Part of a data file
## START

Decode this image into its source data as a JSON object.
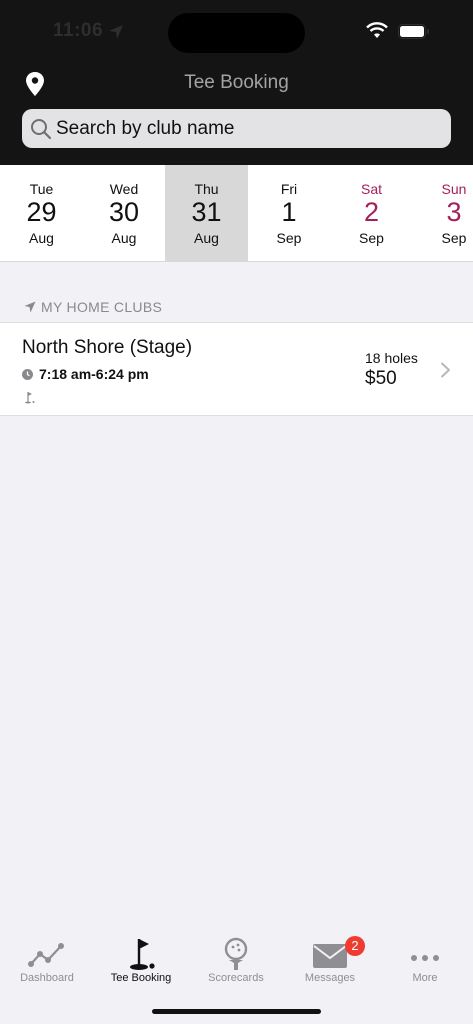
{
  "status_bar": {
    "time": "11:06"
  },
  "header": {
    "title": "Tee Booking"
  },
  "search": {
    "placeholder": "Search by club name"
  },
  "dates": [
    {
      "dow": "Tue",
      "day": "29",
      "month": "Aug",
      "selected": false,
      "weekend": false
    },
    {
      "dow": "Wed",
      "day": "30",
      "month": "Aug",
      "selected": false,
      "weekend": false
    },
    {
      "dow": "Thu",
      "day": "31",
      "month": "Aug",
      "selected": true,
      "weekend": false
    },
    {
      "dow": "Fri",
      "day": "1",
      "month": "Sep",
      "selected": false,
      "weekend": false
    },
    {
      "dow": "Sat",
      "day": "2",
      "month": "Sep",
      "selected": false,
      "weekend": true
    },
    {
      "dow": "Sun",
      "day": "3",
      "month": "Sep",
      "selected": false,
      "weekend": true
    }
  ],
  "section": {
    "title": "MY HOME CLUBS"
  },
  "club": {
    "name": "North Shore (Stage)",
    "hours": "7:18 am-6:24 pm",
    "holes": "18 holes",
    "price": "$50"
  },
  "tabs": [
    {
      "label": "Dashboard",
      "icon": "chart-line-icon",
      "active": false
    },
    {
      "label": "Tee Booking",
      "icon": "golf-flag-icon",
      "active": true
    },
    {
      "label": "Scorecards",
      "icon": "golf-ball-tee-icon",
      "active": false
    },
    {
      "label": "Messages",
      "icon": "envelope-icon",
      "active": false
    },
    {
      "label": "More",
      "icon": "ellipsis-icon",
      "active": false
    }
  ],
  "messages_badge": "2",
  "colors": {
    "header_bg": "#141414",
    "weekend": "#a3205c",
    "selected_date_bg": "#d8d8d8",
    "badge": "#f03b30",
    "inactive_tab": "#8e8e93"
  }
}
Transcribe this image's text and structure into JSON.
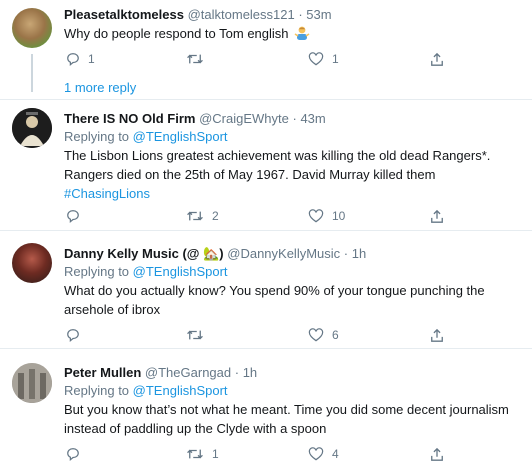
{
  "colors": {
    "link": "#1b95e0",
    "muted": "#657786",
    "divider": "#e6ecf0"
  },
  "tweets": [
    {
      "name": "Pleasetalktomeless",
      "handle": "@talktomeless121",
      "time": "· 53m",
      "replying_label": "",
      "replying_to": "",
      "text": "Why do people respond to Tom english",
      "emoji": "man-shrugging-emoji",
      "hashtag": "",
      "replies": "1",
      "retweets": "",
      "likes": "1",
      "more_replies": "1 more reply"
    },
    {
      "name": "There IS NO Old Firm",
      "handle": "@CraigEWhyte",
      "time": "· 43m",
      "replying_label": "Replying to",
      "replying_to": "@TEnglishSport",
      "text": "The Lisbon Lions greatest achievement was killing the old dead Rangers*. Rangers died on the 25th of May 1967. David Murray killed them",
      "hashtag": "#ChasingLions",
      "replies": "",
      "retweets": "2",
      "likes": "10"
    },
    {
      "name": "Danny Kelly Music (@ 🏡)",
      "handle": "@DannyKellyMusic",
      "time": "· 1h",
      "replying_label": "Replying to",
      "replying_to": "@TEnglishSport",
      "text": "What do you actually know? You spend 90% of your tongue punching the arsehole of ibrox",
      "hashtag": "",
      "replies": "",
      "retweets": "",
      "likes": "6"
    },
    {
      "name": "Peter Mullen",
      "handle": "@TheGarngad",
      "time": "· 1h",
      "replying_label": "Replying to",
      "replying_to": "@TEnglishSport",
      "text": "But you know that’s not what he meant. Time you did some decent journalism instead of paddling up the Clyde with a spoon",
      "hashtag": "",
      "replies": "",
      "retweets": "1",
      "likes": "4"
    }
  ]
}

## END

■ **Exercise**
Using the material above, gather every line that includes "image".

■ **Complete response**
Decode this image into its source data as a JSON object.
Transcribe this image's text and structure into JSON.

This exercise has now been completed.